++++ EXTRACTED DATA
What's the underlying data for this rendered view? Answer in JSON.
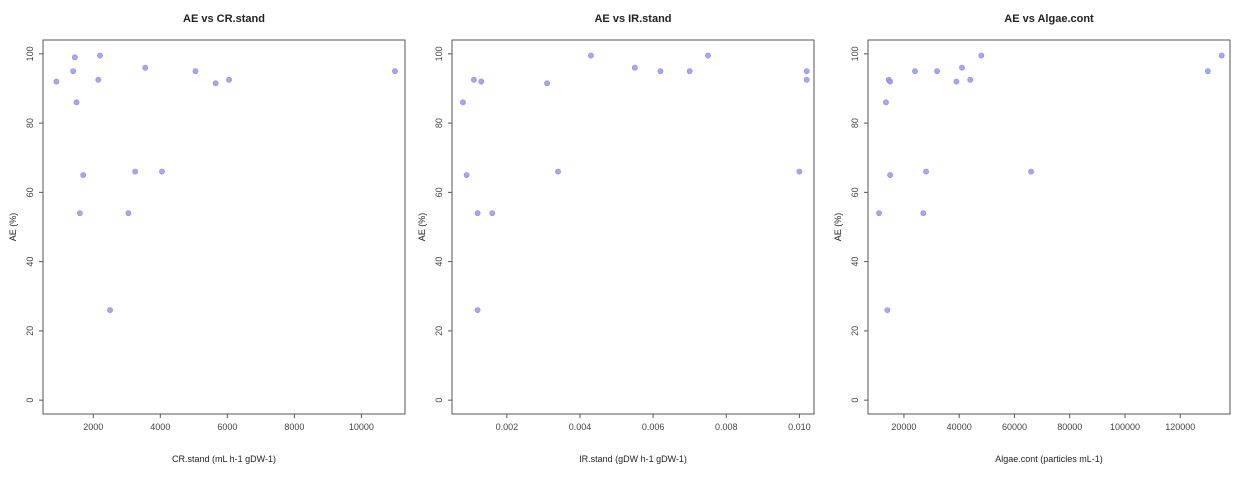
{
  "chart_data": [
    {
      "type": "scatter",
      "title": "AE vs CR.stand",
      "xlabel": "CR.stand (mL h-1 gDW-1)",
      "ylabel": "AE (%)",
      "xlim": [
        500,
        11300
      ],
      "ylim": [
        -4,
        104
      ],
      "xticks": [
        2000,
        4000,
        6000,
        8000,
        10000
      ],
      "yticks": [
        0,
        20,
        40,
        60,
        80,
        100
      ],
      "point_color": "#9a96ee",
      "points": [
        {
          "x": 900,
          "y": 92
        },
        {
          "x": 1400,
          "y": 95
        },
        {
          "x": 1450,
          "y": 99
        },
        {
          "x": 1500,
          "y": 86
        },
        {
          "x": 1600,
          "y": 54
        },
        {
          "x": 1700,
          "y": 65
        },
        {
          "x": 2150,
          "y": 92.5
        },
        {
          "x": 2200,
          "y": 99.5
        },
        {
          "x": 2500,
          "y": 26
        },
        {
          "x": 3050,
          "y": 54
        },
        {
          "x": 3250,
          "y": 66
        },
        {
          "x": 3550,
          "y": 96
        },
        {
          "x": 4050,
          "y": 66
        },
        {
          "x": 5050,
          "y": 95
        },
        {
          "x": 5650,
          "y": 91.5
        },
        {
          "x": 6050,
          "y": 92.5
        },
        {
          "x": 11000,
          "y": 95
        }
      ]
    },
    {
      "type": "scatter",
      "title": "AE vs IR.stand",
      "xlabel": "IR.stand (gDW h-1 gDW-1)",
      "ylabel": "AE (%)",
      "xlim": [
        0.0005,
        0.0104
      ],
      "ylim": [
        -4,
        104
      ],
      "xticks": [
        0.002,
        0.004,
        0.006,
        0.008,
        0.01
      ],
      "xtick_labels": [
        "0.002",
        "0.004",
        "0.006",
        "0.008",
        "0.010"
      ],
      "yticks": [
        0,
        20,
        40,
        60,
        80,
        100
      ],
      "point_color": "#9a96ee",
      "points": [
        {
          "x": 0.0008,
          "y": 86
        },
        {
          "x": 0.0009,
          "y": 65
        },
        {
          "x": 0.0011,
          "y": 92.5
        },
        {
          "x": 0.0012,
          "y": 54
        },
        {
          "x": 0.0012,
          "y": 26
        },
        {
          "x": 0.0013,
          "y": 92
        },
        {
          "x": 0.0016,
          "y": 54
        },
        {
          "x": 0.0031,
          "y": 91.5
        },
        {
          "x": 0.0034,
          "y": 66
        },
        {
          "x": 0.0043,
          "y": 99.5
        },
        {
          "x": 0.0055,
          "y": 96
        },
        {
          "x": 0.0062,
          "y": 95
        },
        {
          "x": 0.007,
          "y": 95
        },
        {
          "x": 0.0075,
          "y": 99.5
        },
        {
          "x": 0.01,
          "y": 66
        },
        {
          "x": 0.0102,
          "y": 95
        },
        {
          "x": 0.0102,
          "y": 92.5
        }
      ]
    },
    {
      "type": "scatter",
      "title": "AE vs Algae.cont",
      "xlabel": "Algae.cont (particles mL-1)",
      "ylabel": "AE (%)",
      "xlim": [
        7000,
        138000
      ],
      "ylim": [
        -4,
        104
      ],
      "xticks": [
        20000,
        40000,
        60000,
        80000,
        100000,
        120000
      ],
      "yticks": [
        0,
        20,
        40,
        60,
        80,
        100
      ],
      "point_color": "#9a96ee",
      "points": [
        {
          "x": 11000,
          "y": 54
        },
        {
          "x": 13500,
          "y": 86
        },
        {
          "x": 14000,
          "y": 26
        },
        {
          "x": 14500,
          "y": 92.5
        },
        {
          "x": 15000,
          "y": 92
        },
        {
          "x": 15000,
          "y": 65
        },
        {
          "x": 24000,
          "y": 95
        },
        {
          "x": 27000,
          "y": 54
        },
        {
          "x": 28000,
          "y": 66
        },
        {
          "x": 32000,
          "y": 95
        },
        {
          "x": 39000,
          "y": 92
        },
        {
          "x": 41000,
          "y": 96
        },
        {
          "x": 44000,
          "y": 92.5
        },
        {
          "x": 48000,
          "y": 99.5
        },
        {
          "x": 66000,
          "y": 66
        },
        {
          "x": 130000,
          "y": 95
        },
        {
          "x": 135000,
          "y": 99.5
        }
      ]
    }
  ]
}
++++++++
WHAT YOU SHOULD DO ->
Omit the pictures, then quote the rest of the material above exactly.

OUTPUT OF THE TASK ->
What's the underlying data for this rendered view? Answer in JSON.
{
  "chart_data": [
    {
      "type": "scatter",
      "title": "AE vs CR.stand",
      "xlabel": "CR.stand (mL h-1 gDW-1)",
      "ylabel": "AE (%)",
      "xlim": [
        500,
        11300
      ],
      "ylim": [
        -4,
        104
      ],
      "xticks": [
        2000,
        4000,
        6000,
        8000,
        10000
      ],
      "yticks": [
        0,
        20,
        40,
        60,
        80,
        100
      ],
      "point_color": "#9a96ee",
      "points": [
        {
          "x": 900,
          "y": 92
        },
        {
          "x": 1400,
          "y": 95
        },
        {
          "x": 1450,
          "y": 99
        },
        {
          "x": 1500,
          "y": 86
        },
        {
          "x": 1600,
          "y": 54
        },
        {
          "x": 1700,
          "y": 65
        },
        {
          "x": 2150,
          "y": 92.5
        },
        {
          "x": 2200,
          "y": 99.5
        },
        {
          "x": 2500,
          "y": 26
        },
        {
          "x": 3050,
          "y": 54
        },
        {
          "x": 3250,
          "y": 66
        },
        {
          "x": 3550,
          "y": 96
        },
        {
          "x": 4050,
          "y": 66
        },
        {
          "x": 5050,
          "y": 95
        },
        {
          "x": 5650,
          "y": 91.5
        },
        {
          "x": 6050,
          "y": 92.5
        },
        {
          "x": 11000,
          "y": 95
        }
      ]
    },
    {
      "type": "scatter",
      "title": "AE vs IR.stand",
      "xlabel": "IR.stand (gDW h-1 gDW-1)",
      "ylabel": "AE (%)",
      "xlim": [
        0.0005,
        0.0104
      ],
      "ylim": [
        -4,
        104
      ],
      "xticks": [
        0.002,
        0.004,
        0.006,
        0.008,
        0.01
      ],
      "xtick_labels": [
        "0.002",
        "0.004",
        "0.006",
        "0.008",
        "0.010"
      ],
      "yticks": [
        0,
        20,
        40,
        60,
        80,
        100
      ],
      "point_color": "#9a96ee",
      "points": [
        {
          "x": 0.0008,
          "y": 86
        },
        {
          "x": 0.0009,
          "y": 65
        },
        {
          "x": 0.0011,
          "y": 92.5
        },
        {
          "x": 0.0012,
          "y": 54
        },
        {
          "x": 0.0012,
          "y": 26
        },
        {
          "x": 0.0013,
          "y": 92
        },
        {
          "x": 0.0016,
          "y": 54
        },
        {
          "x": 0.0031,
          "y": 91.5
        },
        {
          "x": 0.0034,
          "y": 66
        },
        {
          "x": 0.0043,
          "y": 99.5
        },
        {
          "x": 0.0055,
          "y": 96
        },
        {
          "x": 0.0062,
          "y": 95
        },
        {
          "x": 0.007,
          "y": 95
        },
        {
          "x": 0.0075,
          "y": 99.5
        },
        {
          "x": 0.01,
          "y": 66
        },
        {
          "x": 0.0102,
          "y": 95
        },
        {
          "x": 0.0102,
          "y": 92.5
        }
      ]
    },
    {
      "type": "scatter",
      "title": "AE vs Algae.cont",
      "xlabel": "Algae.cont (particles mL-1)",
      "ylabel": "AE (%)",
      "xlim": [
        7000,
        138000
      ],
      "ylim": [
        -4,
        104
      ],
      "xticks": [
        20000,
        40000,
        60000,
        80000,
        100000,
        120000
      ],
      "yticks": [
        0,
        20,
        40,
        60,
        80,
        100
      ],
      "point_color": "#9a96ee",
      "points": [
        {
          "x": 11000,
          "y": 54
        },
        {
          "x": 13500,
          "y": 86
        },
        {
          "x": 14000,
          "y": 26
        },
        {
          "x": 14500,
          "y": 92.5
        },
        {
          "x": 15000,
          "y": 92
        },
        {
          "x": 15000,
          "y": 65
        },
        {
          "x": 24000,
          "y": 95
        },
        {
          "x": 27000,
          "y": 54
        },
        {
          "x": 28000,
          "y": 66
        },
        {
          "x": 32000,
          "y": 95
        },
        {
          "x": 39000,
          "y": 92
        },
        {
          "x": 41000,
          "y": 96
        },
        {
          "x": 44000,
          "y": 92.5
        },
        {
          "x": 48000,
          "y": 99.5
        },
        {
          "x": 66000,
          "y": 66
        },
        {
          "x": 130000,
          "y": 95
        },
        {
          "x": 135000,
          "y": 99.5
        }
      ]
    }
  ]
}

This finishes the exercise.